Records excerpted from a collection
***

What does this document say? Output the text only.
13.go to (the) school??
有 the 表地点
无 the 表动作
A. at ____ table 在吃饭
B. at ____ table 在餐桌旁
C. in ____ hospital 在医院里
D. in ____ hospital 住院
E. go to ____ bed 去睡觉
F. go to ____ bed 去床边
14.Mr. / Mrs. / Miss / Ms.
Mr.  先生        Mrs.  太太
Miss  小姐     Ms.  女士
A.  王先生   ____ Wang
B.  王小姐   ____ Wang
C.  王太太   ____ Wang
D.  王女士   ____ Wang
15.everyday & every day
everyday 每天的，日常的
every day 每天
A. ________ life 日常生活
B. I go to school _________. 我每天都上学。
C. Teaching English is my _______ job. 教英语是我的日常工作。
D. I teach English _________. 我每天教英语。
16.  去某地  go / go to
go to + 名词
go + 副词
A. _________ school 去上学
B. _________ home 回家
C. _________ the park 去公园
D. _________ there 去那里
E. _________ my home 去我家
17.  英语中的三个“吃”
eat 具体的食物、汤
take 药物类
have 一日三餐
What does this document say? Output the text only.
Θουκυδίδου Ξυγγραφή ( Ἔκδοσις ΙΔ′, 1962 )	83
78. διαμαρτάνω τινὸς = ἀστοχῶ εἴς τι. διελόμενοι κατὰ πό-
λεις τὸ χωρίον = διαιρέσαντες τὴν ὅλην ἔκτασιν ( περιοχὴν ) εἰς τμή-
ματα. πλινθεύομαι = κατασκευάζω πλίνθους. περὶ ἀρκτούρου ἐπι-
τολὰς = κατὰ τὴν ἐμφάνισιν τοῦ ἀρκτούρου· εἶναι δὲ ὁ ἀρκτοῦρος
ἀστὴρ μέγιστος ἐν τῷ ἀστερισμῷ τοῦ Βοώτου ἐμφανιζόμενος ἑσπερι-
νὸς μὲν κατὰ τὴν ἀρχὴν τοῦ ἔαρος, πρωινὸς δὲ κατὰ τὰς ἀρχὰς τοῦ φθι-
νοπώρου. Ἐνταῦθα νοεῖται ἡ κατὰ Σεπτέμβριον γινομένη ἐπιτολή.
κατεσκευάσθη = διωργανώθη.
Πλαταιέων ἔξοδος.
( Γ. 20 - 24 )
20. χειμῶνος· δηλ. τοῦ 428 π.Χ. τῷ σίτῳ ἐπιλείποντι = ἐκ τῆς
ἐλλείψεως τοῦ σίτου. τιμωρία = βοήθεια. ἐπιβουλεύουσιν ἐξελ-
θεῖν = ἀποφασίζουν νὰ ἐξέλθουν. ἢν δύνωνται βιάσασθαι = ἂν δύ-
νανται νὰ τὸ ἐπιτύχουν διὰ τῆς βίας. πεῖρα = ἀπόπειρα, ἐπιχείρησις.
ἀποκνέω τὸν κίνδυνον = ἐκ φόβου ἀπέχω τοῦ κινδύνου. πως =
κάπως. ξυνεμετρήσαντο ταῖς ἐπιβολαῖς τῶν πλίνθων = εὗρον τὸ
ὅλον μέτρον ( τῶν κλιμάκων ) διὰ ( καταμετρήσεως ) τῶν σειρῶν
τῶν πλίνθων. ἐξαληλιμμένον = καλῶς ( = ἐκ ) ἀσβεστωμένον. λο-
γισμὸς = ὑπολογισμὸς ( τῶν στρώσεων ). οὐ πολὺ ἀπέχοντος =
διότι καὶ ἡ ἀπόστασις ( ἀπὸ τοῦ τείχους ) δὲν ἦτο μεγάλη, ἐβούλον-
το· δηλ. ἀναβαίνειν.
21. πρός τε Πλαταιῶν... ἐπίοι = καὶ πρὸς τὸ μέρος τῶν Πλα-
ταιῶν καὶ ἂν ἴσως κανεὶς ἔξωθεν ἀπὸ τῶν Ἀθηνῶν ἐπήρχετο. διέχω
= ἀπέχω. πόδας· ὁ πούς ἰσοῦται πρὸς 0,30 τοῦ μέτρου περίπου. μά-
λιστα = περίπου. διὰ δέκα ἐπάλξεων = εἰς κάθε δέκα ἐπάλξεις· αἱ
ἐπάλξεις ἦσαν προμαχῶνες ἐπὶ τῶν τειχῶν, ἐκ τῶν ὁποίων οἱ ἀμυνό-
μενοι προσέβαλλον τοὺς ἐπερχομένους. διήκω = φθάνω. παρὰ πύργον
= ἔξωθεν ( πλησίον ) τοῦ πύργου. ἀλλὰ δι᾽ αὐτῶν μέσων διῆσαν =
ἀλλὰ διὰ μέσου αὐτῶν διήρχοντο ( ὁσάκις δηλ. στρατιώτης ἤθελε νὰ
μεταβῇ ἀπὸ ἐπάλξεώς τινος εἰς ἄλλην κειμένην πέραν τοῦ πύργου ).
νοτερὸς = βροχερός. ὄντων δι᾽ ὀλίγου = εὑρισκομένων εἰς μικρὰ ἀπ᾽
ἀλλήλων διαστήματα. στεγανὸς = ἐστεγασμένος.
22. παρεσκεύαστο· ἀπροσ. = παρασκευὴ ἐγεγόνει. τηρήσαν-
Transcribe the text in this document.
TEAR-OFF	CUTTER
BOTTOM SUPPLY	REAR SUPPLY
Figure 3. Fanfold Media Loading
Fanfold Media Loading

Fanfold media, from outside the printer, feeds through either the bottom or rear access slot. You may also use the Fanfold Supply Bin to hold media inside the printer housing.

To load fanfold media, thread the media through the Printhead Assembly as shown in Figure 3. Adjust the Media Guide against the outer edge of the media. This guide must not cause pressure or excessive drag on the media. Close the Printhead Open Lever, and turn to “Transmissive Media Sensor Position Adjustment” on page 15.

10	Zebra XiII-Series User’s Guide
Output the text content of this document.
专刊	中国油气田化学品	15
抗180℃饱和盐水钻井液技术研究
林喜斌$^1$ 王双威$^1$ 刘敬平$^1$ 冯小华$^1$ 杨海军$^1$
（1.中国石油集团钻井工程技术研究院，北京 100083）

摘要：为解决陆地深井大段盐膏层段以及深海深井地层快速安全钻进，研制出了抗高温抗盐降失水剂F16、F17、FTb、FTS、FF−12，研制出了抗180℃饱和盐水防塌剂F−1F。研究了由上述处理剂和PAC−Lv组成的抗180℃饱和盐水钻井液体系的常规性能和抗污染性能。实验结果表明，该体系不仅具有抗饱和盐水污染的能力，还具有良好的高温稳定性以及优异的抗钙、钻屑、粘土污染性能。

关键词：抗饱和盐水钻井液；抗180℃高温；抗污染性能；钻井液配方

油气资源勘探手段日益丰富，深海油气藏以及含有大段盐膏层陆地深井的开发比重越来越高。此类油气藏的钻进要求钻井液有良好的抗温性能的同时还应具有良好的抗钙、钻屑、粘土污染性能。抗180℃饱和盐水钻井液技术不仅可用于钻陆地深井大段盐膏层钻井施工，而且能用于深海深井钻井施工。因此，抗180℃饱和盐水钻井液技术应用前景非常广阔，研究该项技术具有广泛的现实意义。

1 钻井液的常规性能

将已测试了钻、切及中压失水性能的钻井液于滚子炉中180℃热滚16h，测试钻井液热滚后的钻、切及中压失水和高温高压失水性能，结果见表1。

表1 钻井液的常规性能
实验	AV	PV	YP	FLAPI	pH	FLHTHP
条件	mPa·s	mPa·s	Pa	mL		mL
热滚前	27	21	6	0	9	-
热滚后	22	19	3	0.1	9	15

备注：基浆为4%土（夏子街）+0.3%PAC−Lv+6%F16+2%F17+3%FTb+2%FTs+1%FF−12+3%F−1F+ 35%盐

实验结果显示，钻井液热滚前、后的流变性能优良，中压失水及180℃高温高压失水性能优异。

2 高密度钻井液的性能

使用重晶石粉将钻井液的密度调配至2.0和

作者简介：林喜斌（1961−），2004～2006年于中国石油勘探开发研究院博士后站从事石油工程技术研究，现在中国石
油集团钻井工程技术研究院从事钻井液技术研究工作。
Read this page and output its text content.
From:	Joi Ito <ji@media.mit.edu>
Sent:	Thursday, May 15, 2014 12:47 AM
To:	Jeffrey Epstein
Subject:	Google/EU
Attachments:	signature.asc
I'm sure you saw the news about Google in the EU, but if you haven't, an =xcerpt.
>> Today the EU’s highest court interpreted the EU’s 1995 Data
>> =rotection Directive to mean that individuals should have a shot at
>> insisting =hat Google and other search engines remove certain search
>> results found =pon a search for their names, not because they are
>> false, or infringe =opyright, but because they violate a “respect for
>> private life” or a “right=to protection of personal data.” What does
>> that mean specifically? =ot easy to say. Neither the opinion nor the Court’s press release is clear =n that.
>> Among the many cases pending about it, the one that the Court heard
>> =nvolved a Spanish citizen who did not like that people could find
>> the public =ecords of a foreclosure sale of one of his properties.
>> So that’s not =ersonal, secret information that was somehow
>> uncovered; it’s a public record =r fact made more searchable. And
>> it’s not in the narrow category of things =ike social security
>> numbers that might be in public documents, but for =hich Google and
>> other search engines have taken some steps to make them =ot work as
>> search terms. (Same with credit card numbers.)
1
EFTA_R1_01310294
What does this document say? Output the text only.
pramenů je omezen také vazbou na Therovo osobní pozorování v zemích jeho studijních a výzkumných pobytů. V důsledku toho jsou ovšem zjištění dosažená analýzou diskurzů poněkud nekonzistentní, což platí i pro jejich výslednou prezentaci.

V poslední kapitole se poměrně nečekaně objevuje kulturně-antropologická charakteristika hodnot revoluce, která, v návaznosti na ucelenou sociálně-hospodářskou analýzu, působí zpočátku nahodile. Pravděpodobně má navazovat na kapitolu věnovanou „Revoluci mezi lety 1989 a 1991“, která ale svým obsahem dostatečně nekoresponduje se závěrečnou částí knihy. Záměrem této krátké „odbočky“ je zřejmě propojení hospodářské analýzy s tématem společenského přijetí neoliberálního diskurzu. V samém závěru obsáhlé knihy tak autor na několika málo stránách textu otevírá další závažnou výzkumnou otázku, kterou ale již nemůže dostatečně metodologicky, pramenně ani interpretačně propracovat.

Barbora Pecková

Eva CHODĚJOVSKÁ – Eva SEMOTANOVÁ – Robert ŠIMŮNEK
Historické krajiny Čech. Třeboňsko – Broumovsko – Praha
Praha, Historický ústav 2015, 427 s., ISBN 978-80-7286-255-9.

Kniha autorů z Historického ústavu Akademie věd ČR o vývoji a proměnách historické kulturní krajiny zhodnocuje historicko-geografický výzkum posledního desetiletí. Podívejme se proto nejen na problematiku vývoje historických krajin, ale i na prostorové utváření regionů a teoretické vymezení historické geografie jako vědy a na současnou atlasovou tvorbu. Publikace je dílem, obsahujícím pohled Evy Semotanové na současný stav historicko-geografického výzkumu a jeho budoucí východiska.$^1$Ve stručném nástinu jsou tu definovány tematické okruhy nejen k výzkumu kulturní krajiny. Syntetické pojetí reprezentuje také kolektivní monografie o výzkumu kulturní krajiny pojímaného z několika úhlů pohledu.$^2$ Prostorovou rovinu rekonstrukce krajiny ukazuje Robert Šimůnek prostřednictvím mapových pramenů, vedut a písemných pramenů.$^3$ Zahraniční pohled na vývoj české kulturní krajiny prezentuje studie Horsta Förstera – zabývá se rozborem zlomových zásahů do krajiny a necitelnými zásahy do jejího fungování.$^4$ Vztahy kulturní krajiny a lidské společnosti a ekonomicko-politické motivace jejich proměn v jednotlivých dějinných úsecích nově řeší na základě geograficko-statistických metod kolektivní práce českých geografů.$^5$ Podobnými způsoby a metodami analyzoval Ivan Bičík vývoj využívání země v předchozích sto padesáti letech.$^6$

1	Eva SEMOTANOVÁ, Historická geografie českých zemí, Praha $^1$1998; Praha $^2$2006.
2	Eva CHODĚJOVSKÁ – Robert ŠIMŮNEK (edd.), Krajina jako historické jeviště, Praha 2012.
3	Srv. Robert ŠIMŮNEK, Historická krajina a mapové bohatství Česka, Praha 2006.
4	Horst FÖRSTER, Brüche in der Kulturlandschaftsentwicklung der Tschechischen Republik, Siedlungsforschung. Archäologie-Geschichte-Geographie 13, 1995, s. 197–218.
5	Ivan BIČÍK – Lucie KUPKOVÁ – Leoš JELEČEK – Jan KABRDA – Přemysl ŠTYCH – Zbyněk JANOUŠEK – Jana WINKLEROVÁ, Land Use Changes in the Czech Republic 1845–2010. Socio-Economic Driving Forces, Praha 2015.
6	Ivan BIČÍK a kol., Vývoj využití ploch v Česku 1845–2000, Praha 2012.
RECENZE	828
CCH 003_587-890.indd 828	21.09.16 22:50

***

Go through the preceding material and copy each line that has the word "numbers".

>> numbers that might be in public documents, but for =hich Google and
>> search terms. (Same with credit card numbers.)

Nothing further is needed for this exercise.